Required work ::
Repeat, exactly and completely, the material that follows. Omit the pictures.

Collected data entries:
------------------------------------
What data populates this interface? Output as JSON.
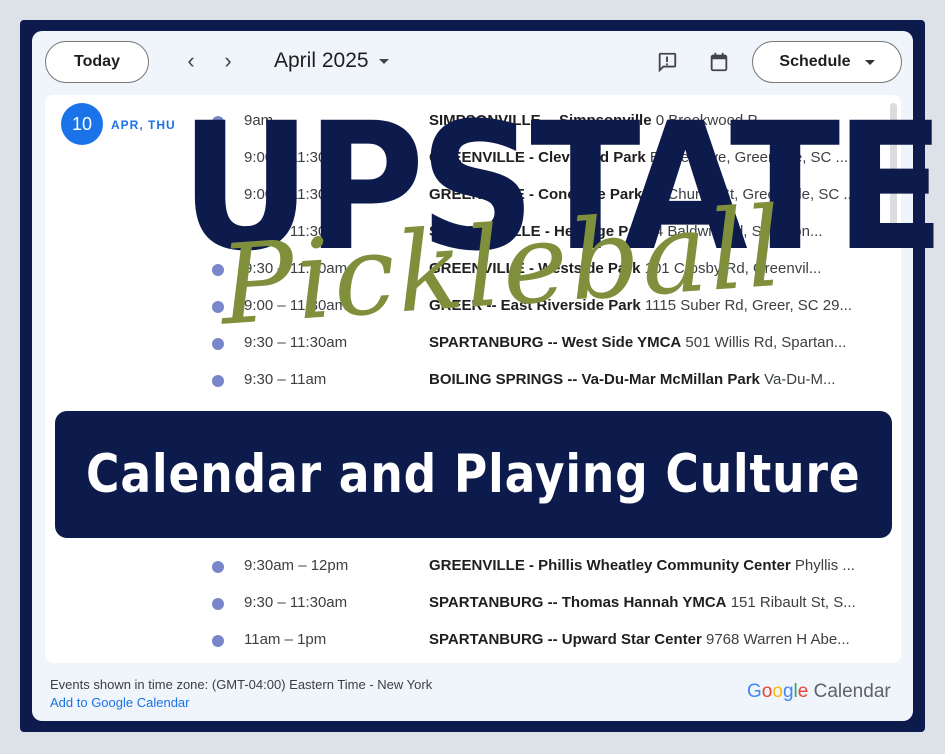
{
  "toolbar": {
    "today_label": "Today",
    "prev_icon": "chevron-left",
    "next_icon": "chevron-right",
    "month_label": "April 2025",
    "feedback_icon": "report-icon",
    "calendar_icon": "calendar-icon",
    "view_label": "Schedule"
  },
  "schedule": {
    "date_number": "10",
    "date_label": "APR, THU",
    "events": [
      {
        "time": "9am",
        "title": "SIMPSONVILLE -- Simpsonville",
        "location": "0 Brookwood P..."
      },
      {
        "time": "9:00 – 11:30am",
        "title": "GREENVILLE - Cleveland Park",
        "location": "Everett Ave, Greenville, SC ..."
      },
      {
        "time": "9:00 – 11:30am",
        "title": "GREENVILLE - Conestee Park",
        "location": "21 Church St, Greenville, SC ..."
      },
      {
        "time": "9:00 – 11:30am",
        "title": "SIMPSONVILLE - Heritage Park",
        "location": "4 Baldwin Rd, Simpson..."
      },
      {
        "time": "9:30 – 11:30am",
        "title": "GREENVILLE - Westside Park",
        "location": "101 Crosby Rd, Greenvil..."
      },
      {
        "time": "9:00 – 11:30am",
        "title": "GREER -- East Riverside Park",
        "location": "1115 Suber Rd, Greer, SC 29..."
      },
      {
        "time": "9:30 – 11:30am",
        "title": "SPARTANBURG -- West Side YMCA",
        "location": "501 Willis Rd, Spartan..."
      },
      {
        "time": "9:30 – 11am",
        "title": "BOILING SPRINGS -- Va-Du-Mar McMillan Park",
        "location": "Va-Du-M..."
      },
      {
        "time": "9:30am – 12pm",
        "title": "GREENVILLE - Phillis Wheatley Community Center",
        "location": "Phyllis ..."
      },
      {
        "time": "9:30 – 11:30am",
        "title": "SPARTANBURG -- Thomas Hannah YMCA",
        "location": "151 Ribault St, S..."
      },
      {
        "time": "11am – 1pm",
        "title": "SPARTANBURG -- Upward Star Center",
        "location": "9768 Warren H Abe..."
      }
    ]
  },
  "footer": {
    "timezone": "Events shown in time zone: (GMT-04:00) Eastern Time - New York",
    "add_link": "Add to Google Calendar",
    "brand_g1": "G",
    "brand_o1": "o",
    "brand_o2": "o",
    "brand_g2": "g",
    "brand_l": "l",
    "brand_e": "e",
    "brand_word": "Calendar"
  },
  "overlay": {
    "title": "UPSTATE",
    "script": "Pickleball",
    "banner": "Calendar and Playing Culture"
  },
  "colors": {
    "navy": "#0d1b4c",
    "olive": "#7f8f3b",
    "event_dot": "#7986cb",
    "google_blue": "#1a73e8"
  }
}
------------------------------------
Output ::
What data populates this interface? Output as JSON.
{
  "toolbar": {
    "today_label": "Today",
    "prev_icon": "chevron-left",
    "next_icon": "chevron-right",
    "month_label": "April 2025",
    "feedback_icon": "report-icon",
    "calendar_icon": "calendar-icon",
    "view_label": "Schedule"
  },
  "schedule": {
    "date_number": "10",
    "date_label": "APR, THU",
    "events": [
      {
        "time": "9am",
        "title": "SIMPSONVILLE -- Simpsonville",
        "location": "0 Brookwood P..."
      },
      {
        "time": "9:00 – 11:30am",
        "title": "GREENVILLE - Cleveland Park",
        "location": "Everett Ave, Greenville, SC ..."
      },
      {
        "time": "9:00 – 11:30am",
        "title": "GREENVILLE - Conestee Park",
        "location": "21 Church St, Greenville, SC ..."
      },
      {
        "time": "9:00 – 11:30am",
        "title": "SIMPSONVILLE - Heritage Park",
        "location": "4 Baldwin Rd, Simpson..."
      },
      {
        "time": "9:30 – 11:30am",
        "title": "GREENVILLE - Westside Park",
        "location": "101 Crosby Rd, Greenvil..."
      },
      {
        "time": "9:00 – 11:30am",
        "title": "GREER -- East Riverside Park",
        "location": "1115 Suber Rd, Greer, SC 29..."
      },
      {
        "time": "9:30 – 11:30am",
        "title": "SPARTANBURG -- West Side YMCA",
        "location": "501 Willis Rd, Spartan..."
      },
      {
        "time": "9:30 – 11am",
        "title": "BOILING SPRINGS -- Va-Du-Mar McMillan Park",
        "location": "Va-Du-M..."
      },
      {
        "time": "9:30am – 12pm",
        "title": "GREENVILLE - Phillis Wheatley Community Center",
        "location": "Phyllis ..."
      },
      {
        "time": "9:30 – 11:30am",
        "title": "SPARTANBURG -- Thomas Hannah YMCA",
        "location": "151 Ribault St, S..."
      },
      {
        "time": "11am – 1pm",
        "title": "SPARTANBURG -- Upward Star Center",
        "location": "9768 Warren H Abe..."
      }
    ]
  },
  "footer": {
    "timezone": "Events shown in time zone: (GMT-04:00) Eastern Time - New York",
    "add_link": "Add to Google Calendar",
    "brand_g1": "G",
    "brand_o1": "o",
    "brand_o2": "o",
    "brand_g2": "g",
    "brand_l": "l",
    "brand_e": "e",
    "brand_word": "Calendar"
  },
  "overlay": {
    "title": "UPSTATE",
    "script": "Pickleball",
    "banner": "Calendar and Playing Culture"
  },
  "colors": {
    "navy": "#0d1b4c",
    "olive": "#7f8f3b",
    "event_dot": "#7986cb",
    "google_blue": "#1a73e8"
  }
}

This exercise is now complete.